> _TASK STATEMENT_: Will you transcribe the entries that follow, exactly and in full?

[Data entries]
☆ ☆ ☆ ☆ ☆
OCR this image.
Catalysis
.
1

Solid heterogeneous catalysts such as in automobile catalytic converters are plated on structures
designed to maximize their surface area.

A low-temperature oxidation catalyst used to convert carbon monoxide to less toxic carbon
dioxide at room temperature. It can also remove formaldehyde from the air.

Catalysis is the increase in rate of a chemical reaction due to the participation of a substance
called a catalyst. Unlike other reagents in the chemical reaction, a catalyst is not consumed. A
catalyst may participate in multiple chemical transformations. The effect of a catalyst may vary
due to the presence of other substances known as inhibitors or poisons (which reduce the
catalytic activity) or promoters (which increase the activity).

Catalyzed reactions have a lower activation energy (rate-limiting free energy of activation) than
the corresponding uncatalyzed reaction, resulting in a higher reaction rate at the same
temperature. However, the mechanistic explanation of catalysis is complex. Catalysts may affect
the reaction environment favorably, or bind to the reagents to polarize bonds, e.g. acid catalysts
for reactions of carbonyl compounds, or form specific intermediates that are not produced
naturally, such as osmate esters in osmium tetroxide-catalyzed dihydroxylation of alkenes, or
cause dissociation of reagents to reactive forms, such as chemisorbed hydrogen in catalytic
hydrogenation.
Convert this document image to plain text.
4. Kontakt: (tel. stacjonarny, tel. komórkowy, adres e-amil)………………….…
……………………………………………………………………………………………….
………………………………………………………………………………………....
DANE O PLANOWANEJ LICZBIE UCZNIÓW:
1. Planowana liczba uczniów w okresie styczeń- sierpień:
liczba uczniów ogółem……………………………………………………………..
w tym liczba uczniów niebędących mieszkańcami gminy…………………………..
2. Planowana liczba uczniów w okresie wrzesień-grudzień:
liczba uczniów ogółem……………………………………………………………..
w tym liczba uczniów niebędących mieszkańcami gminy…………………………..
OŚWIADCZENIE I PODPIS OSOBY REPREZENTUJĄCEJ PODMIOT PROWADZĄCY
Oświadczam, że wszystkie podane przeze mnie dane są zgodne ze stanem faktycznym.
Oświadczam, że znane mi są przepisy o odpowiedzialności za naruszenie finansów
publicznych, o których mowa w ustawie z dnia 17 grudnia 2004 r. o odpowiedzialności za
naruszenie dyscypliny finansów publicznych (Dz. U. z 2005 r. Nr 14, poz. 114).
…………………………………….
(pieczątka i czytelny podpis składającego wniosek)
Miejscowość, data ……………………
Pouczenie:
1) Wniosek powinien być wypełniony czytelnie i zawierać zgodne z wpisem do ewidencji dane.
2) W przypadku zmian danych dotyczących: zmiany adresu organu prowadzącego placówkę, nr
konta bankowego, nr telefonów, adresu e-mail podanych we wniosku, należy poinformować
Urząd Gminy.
☆ ☆ ☆ ☆ ☆
> _FULL SOLUTION_:
OCR this image.
Catalysis
.
1

Solid heterogeneous catalysts such as in automobile catalytic converters are plated on structures
designed to maximize their surface area.

A low-temperature oxidation catalyst used to convert carbon monoxide to less toxic carbon
dioxide at room temperature. It can also remove formaldehyde from the air.

Catalysis is the increase in rate of a chemical reaction due to the participation of a substance
called a catalyst. Unlike other reagents in the chemical reaction, a catalyst is not consumed. A
catalyst may participate in multiple chemical transformations. The effect of a catalyst may vary
due to the presence of other substances known as inhibitors or poisons (which reduce the
catalytic activity) or promoters (which increase the activity).

Catalyzed reactions have a lower activation energy (rate-limiting free energy of activation) than
the corresponding uncatalyzed reaction, resulting in a higher reaction rate at the same
temperature. However, the mechanistic explanation of catalysis is complex. Catalysts may affect
the reaction environment favorably, or bind to the reagents to polarize bonds, e.g. acid catalysts
for reactions of carbonyl compounds, or form specific intermediates that are not produced
naturally, such as osmate esters in osmium tetroxide-catalyzed dihydroxylation of alkenes, or
cause dissociation of reagents to reactive forms, such as chemisorbed hydrogen in catalytic
hydrogenation.
Convert this document image to plain text.
4. Kontakt: (tel. stacjonarny, tel. komórkowy, adres e-amil)………………….…
……………………………………………………………………………………………….
………………………………………………………………………………………....
DANE O PLANOWANEJ LICZBIE UCZNIÓW:
1. Planowana liczba uczniów w okresie styczeń- sierpień:
liczba uczniów ogółem……………………………………………………………..
w tym liczba uczniów niebędących mieszkańcami gminy…………………………..
2. Planowana liczba uczniów w okresie wrzesień-grudzień:
liczba uczniów ogółem……………………………………………………………..
w tym liczba uczniów niebędących mieszkańcami gminy…………………………..
OŚWIADCZENIE I PODPIS OSOBY REPREZENTUJĄCEJ PODMIOT PROWADZĄCY
Oświadczam, że wszystkie podane przeze mnie dane są zgodne ze stanem faktycznym.
Oświadczam, że znane mi są przepisy o odpowiedzialności za naruszenie finansów
publicznych, o których mowa w ustawie z dnia 17 grudnia 2004 r. o odpowiedzialności za
naruszenie dyscypliny finansów publicznych (Dz. U. z 2005 r. Nr 14, poz. 114).
…………………………………….
(pieczątka i czytelny podpis składającego wniosek)
Miejscowość, data ……………………
Pouczenie:
1) Wniosek powinien być wypełniony czytelnie i zawierać zgodne z wpisem do ewidencji dane.
2) W przypadku zmian danych dotyczących: zmiany adresu organu prowadzącego placówkę, nr
konta bankowego, nr telefonów, adresu e-mail podanych we wniosku, należy poinformować
Urząd Gminy.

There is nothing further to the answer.